── RECORDS TO USE ──
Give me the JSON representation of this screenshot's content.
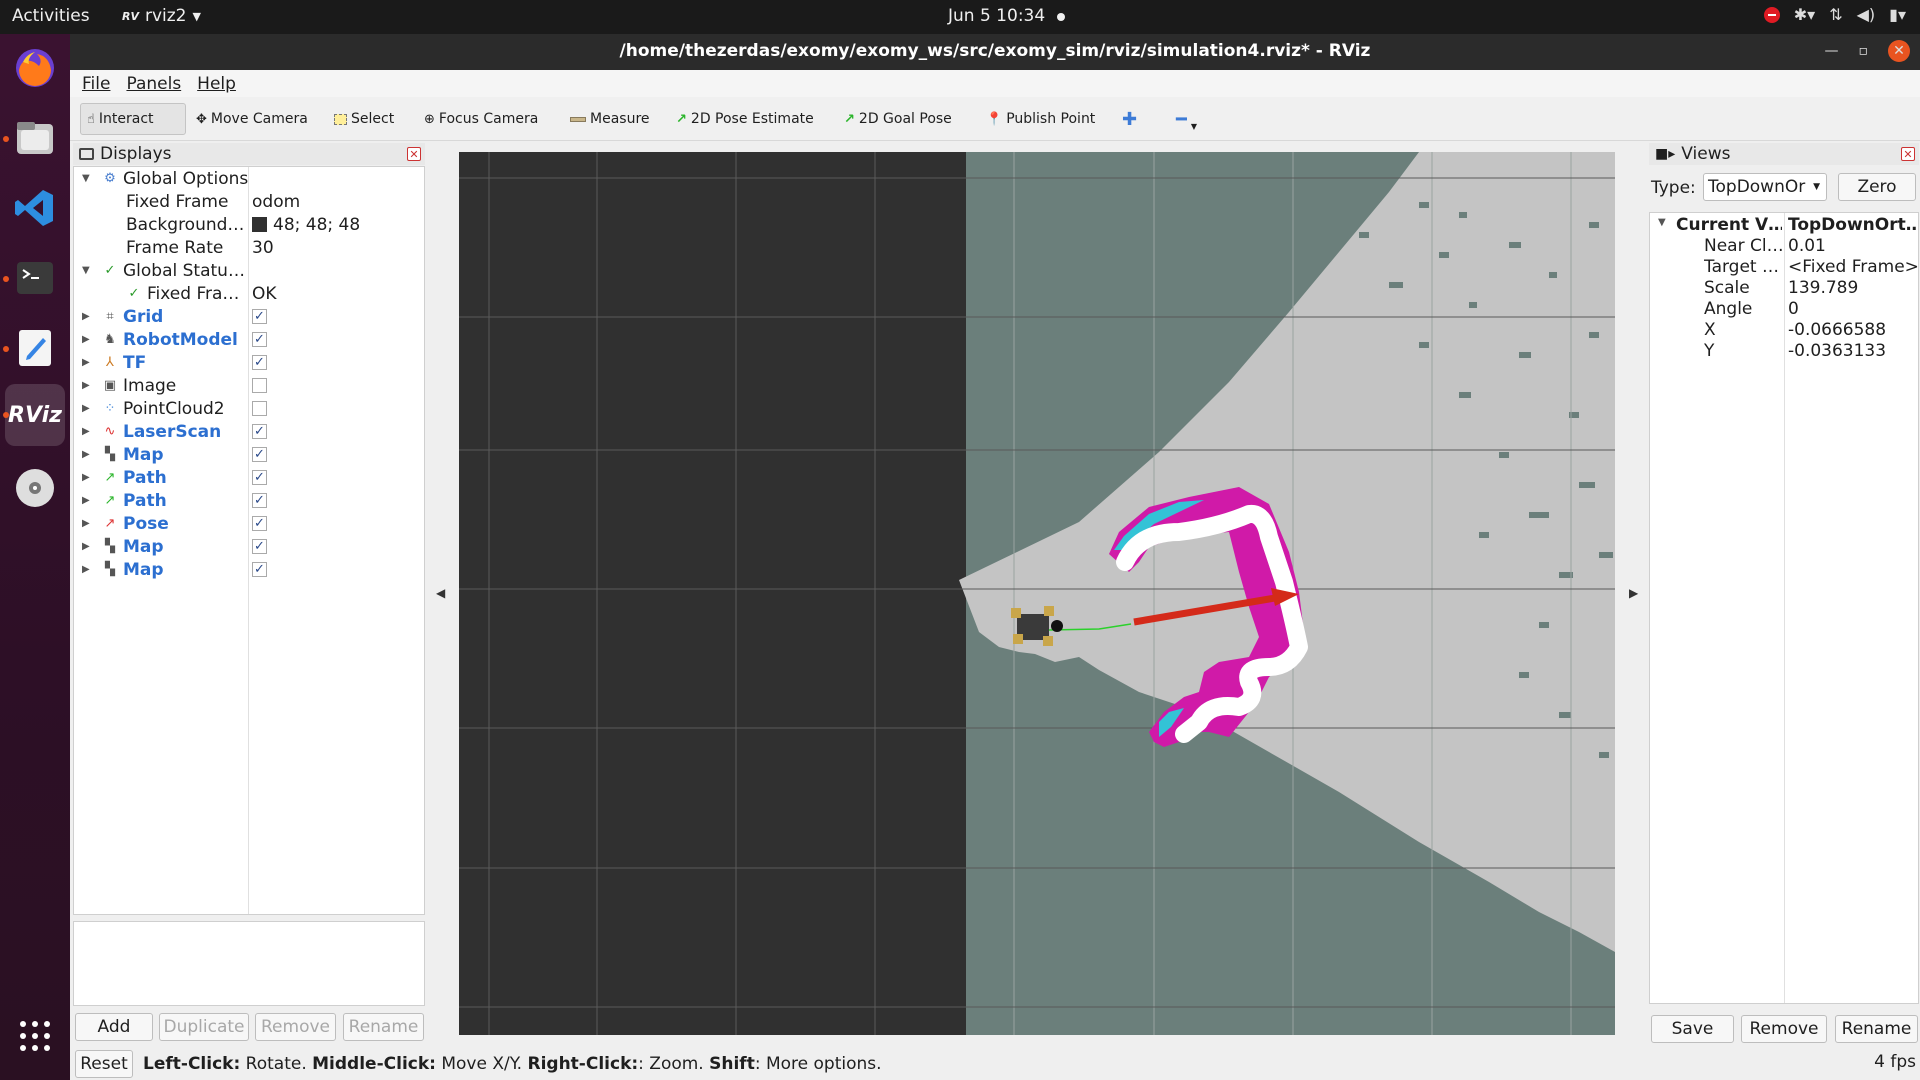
{
  "topbar": {
    "activities": "Activities",
    "app_name": "rviz2",
    "app_badge": "RV",
    "clock": "Jun 5  10:34"
  },
  "dock": {
    "items": [
      "firefox-icon",
      "files-icon",
      "vscode-icon",
      "terminal-icon",
      "text-editor-icon",
      "rviz-icon",
      "disc-icon",
      "app-grid-icon"
    ],
    "rviz_label": "RViz"
  },
  "window": {
    "title": "/home/thezerdas/exomy/exomy_ws/src/exomy_sim/rviz/simulation4.rviz* - RViz"
  },
  "menubar": [
    "File",
    "Panels",
    "Help"
  ],
  "toolbar": {
    "interact": "Interact",
    "move_camera": "Move Camera",
    "select": "Select",
    "focus_camera": "Focus Camera",
    "measure": "Measure",
    "pose_estimate": "2D Pose Estimate",
    "goal_pose": "2D Goal Pose",
    "publish_point": "Publish Point"
  },
  "displays": {
    "title": "Displays",
    "global_options": "Global Options",
    "fixed_frame_label": "Fixed Frame",
    "fixed_frame_value": "odom",
    "background_label": "Background…",
    "background_value": "48; 48; 48",
    "frame_rate_label": "Frame Rate",
    "frame_rate_value": "30",
    "global_status": "Global Statu…",
    "status_fixed_label": "Fixed Fra…",
    "status_fixed_value": "OK",
    "items": [
      {
        "name": "Grid",
        "checked": true
      },
      {
        "name": "RobotModel",
        "checked": true
      },
      {
        "name": "TF",
        "checked": true
      },
      {
        "name": "Image",
        "checked": false
      },
      {
        "name": "PointCloud2",
        "checked": false
      },
      {
        "name": "LaserScan",
        "checked": true
      },
      {
        "name": "Map",
        "checked": true
      },
      {
        "name": "Path",
        "checked": true
      },
      {
        "name": "Path",
        "checked": true
      },
      {
        "name": "Pose",
        "checked": true
      },
      {
        "name": "Map",
        "checked": true
      },
      {
        "name": "Map",
        "checked": true
      }
    ],
    "buttons": {
      "add": "Add",
      "duplicate": "Duplicate",
      "remove": "Remove",
      "rename": "Rename"
    }
  },
  "views": {
    "title": "Views",
    "type_label": "Type:",
    "type_value": "TopDownOr",
    "zero": "Zero",
    "current_label": "Current V…",
    "current_value": "TopDownOrt…",
    "properties": [
      {
        "key": "Near Cl…",
        "value": "0.01"
      },
      {
        "key": "Target …",
        "value": "<Fixed Frame>"
      },
      {
        "key": "Scale",
        "value": "139.789"
      },
      {
        "key": "Angle",
        "value": "0"
      },
      {
        "key": "X",
        "value": "-0.0666588"
      },
      {
        "key": "Y",
        "value": "-0.0363133"
      }
    ],
    "buttons": {
      "save": "Save",
      "remove": "Remove",
      "rename": "Rename"
    }
  },
  "statusbar": {
    "reset": "Reset",
    "left_key": "Left-Click:",
    "left_desc": " Rotate. ",
    "middle_key": "Middle-Click:",
    "middle_desc": " Move X/Y. ",
    "right_key": "Right-Click:",
    "right_desc": ": Zoom. ",
    "shift_key": "Shift",
    "shift_desc": ": More options.",
    "fps": "4 fps"
  },
  "colors": {
    "background": "#303030",
    "unknown_map": "#6b7f7b",
    "free_space": "#c4c4c4",
    "accent": "#e95420",
    "link_blue": "#2c6fd0"
  }
}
───
◆ TASK REQUIREMENTS
Search the data for "Click" and list every line in which it occurs.

◆ COMPLETE RESPONSE
    "left_key": "Left-Click:",
    "middle_key": "Middle-Click:",
    "right_key": "Right-Click:",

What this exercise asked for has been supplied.